◆ **Information provided**

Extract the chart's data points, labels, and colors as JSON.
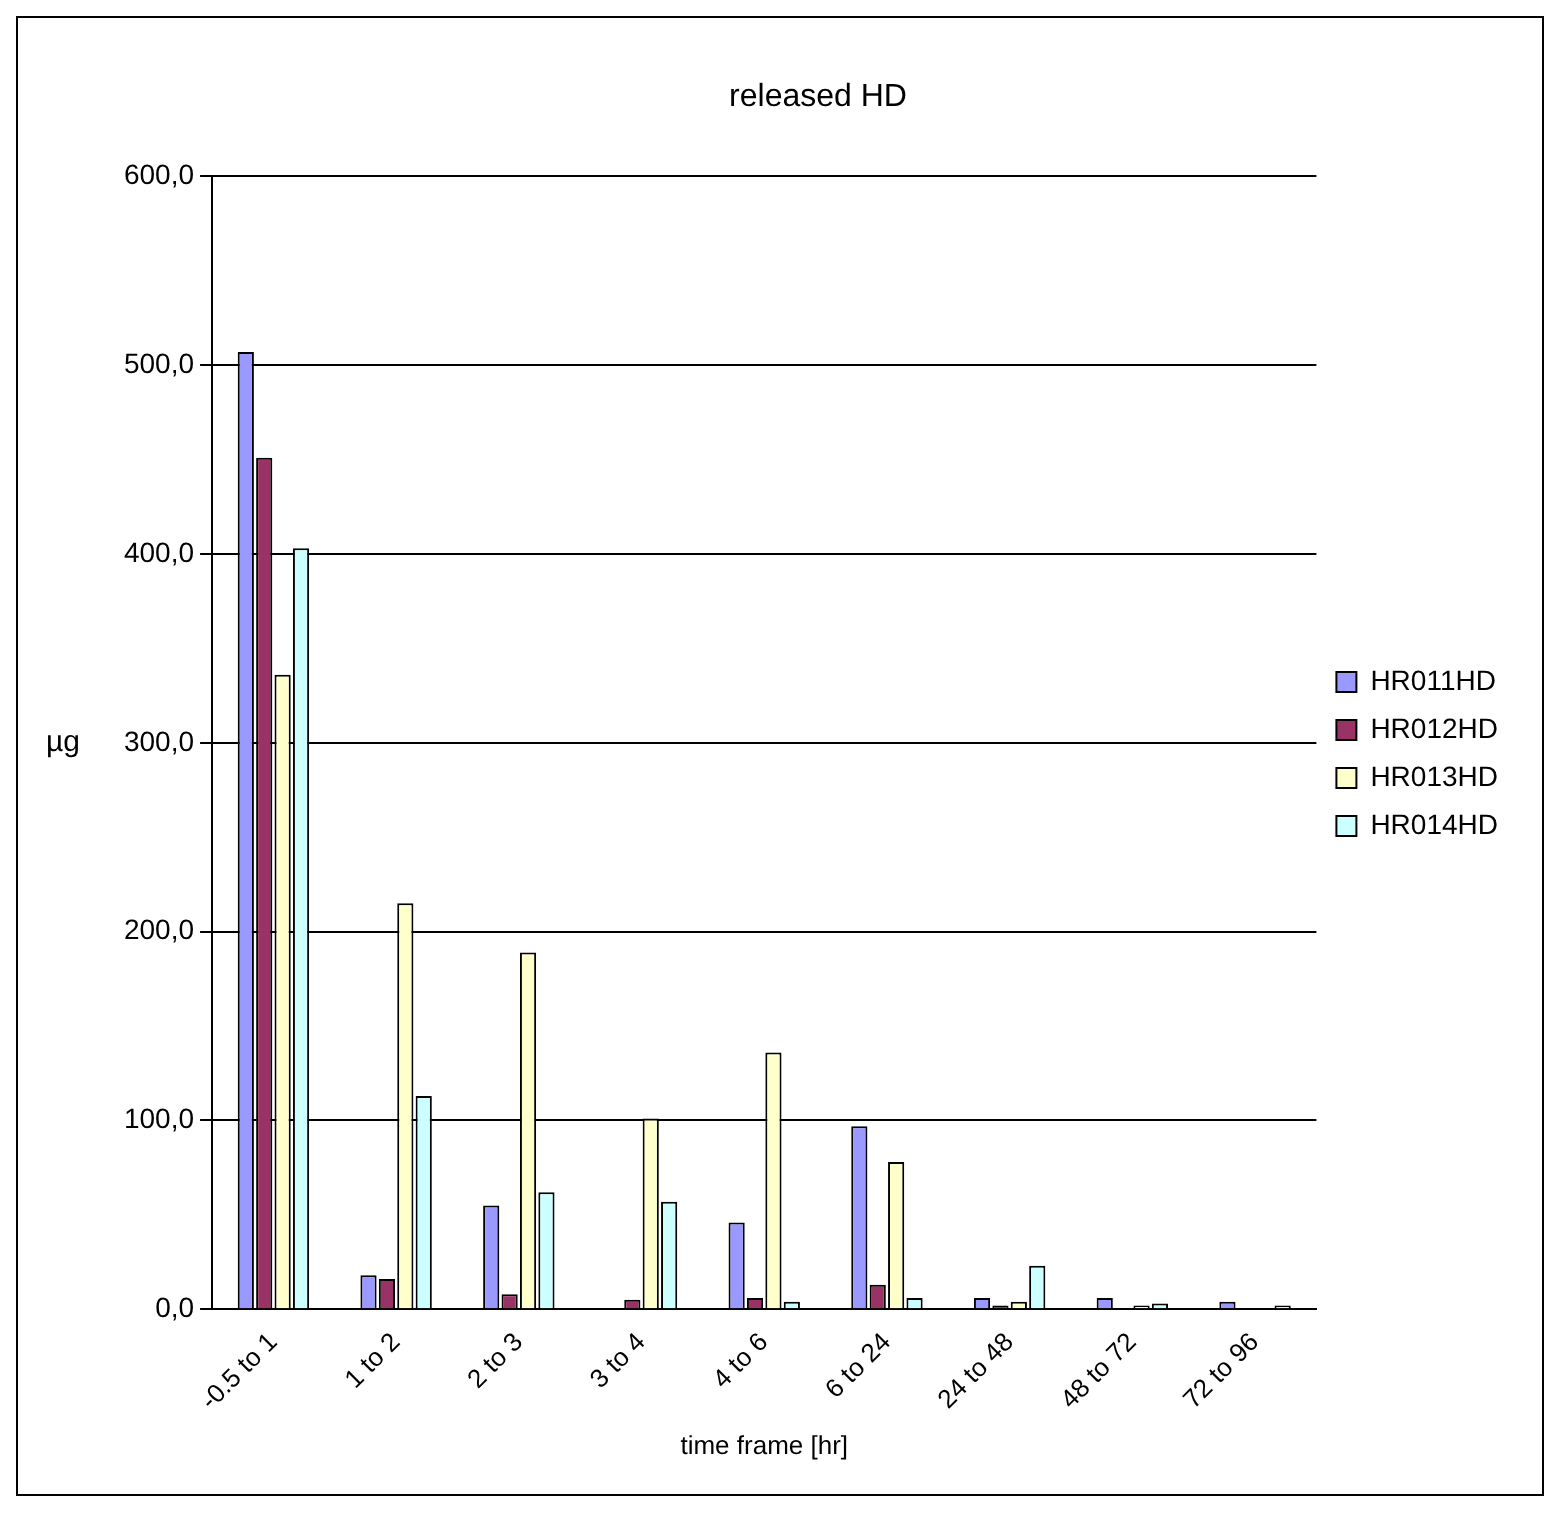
{
  "chart_data": {
    "type": "bar",
    "title": "released HD",
    "xlabel": "time frame [hr]",
    "ylabel": "µg",
    "categories": [
      "-0.5 to 1",
      "1 to 2",
      "2 to 3",
      "3 to 4",
      "4 to 6",
      "6 to 24",
      "24 to 48",
      "48 to 72",
      "72 to 96"
    ],
    "series": [
      {
        "name": "HR011HD",
        "color": "#9999ff",
        "values": [
          507,
          18,
          55,
          null,
          46,
          97,
          6,
          6,
          4
        ]
      },
      {
        "name": "HR012HD",
        "color": "#993366",
        "values": [
          451,
          16,
          8,
          5,
          6,
          13,
          2,
          null,
          null
        ]
      },
      {
        "name": "HR013HD",
        "color": "#ffffcc",
        "values": [
          336,
          215,
          189,
          101,
          136,
          78,
          4,
          2,
          0
        ]
      },
      {
        "name": "HR014HD",
        "color": "#ccffff",
        "values": [
          403,
          113,
          62,
          57,
          4,
          6,
          23,
          3,
          2
        ]
      }
    ],
    "ylim": [
      0,
      600
    ],
    "yticks": [
      {
        "value": 0,
        "label": "0,0"
      },
      {
        "value": 100,
        "label": "100,0"
      },
      {
        "value": 200,
        "label": "200,0"
      },
      {
        "value": 300,
        "label": "300,0"
      },
      {
        "value": 400,
        "label": "400,0"
      },
      {
        "value": 500,
        "label": "500,0"
      },
      {
        "value": 600,
        "label": "600,0"
      }
    ],
    "grid": "y",
    "legend": "right"
  }
}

◆ **Objective**
Repeat each entry exactly as it appears; skip any picture.

◆ **Solution to the exercise**
Extract the chart's data points, labels, and colors as JSON.
{
  "chart_data": {
    "type": "bar",
    "title": "released HD",
    "xlabel": "time frame [hr]",
    "ylabel": "µg",
    "categories": [
      "-0.5 to 1",
      "1 to 2",
      "2 to 3",
      "3 to 4",
      "4 to 6",
      "6 to 24",
      "24 to 48",
      "48 to 72",
      "72 to 96"
    ],
    "series": [
      {
        "name": "HR011HD",
        "color": "#9999ff",
        "values": [
          507,
          18,
          55,
          null,
          46,
          97,
          6,
          6,
          4
        ]
      },
      {
        "name": "HR012HD",
        "color": "#993366",
        "values": [
          451,
          16,
          8,
          5,
          6,
          13,
          2,
          null,
          null
        ]
      },
      {
        "name": "HR013HD",
        "color": "#ffffcc",
        "values": [
          336,
          215,
          189,
          101,
          136,
          78,
          4,
          2,
          0
        ]
      },
      {
        "name": "HR014HD",
        "color": "#ccffff",
        "values": [
          403,
          113,
          62,
          57,
          4,
          6,
          23,
          3,
          2
        ]
      }
    ],
    "ylim": [
      0,
      600
    ],
    "yticks": [
      {
        "value": 0,
        "label": "0,0"
      },
      {
        "value": 100,
        "label": "100,0"
      },
      {
        "value": 200,
        "label": "200,0"
      },
      {
        "value": 300,
        "label": "300,0"
      },
      {
        "value": 400,
        "label": "400,0"
      },
      {
        "value": 500,
        "label": "500,0"
      },
      {
        "value": 600,
        "label": "600,0"
      }
    ],
    "grid": "y",
    "legend": "right"
  }
}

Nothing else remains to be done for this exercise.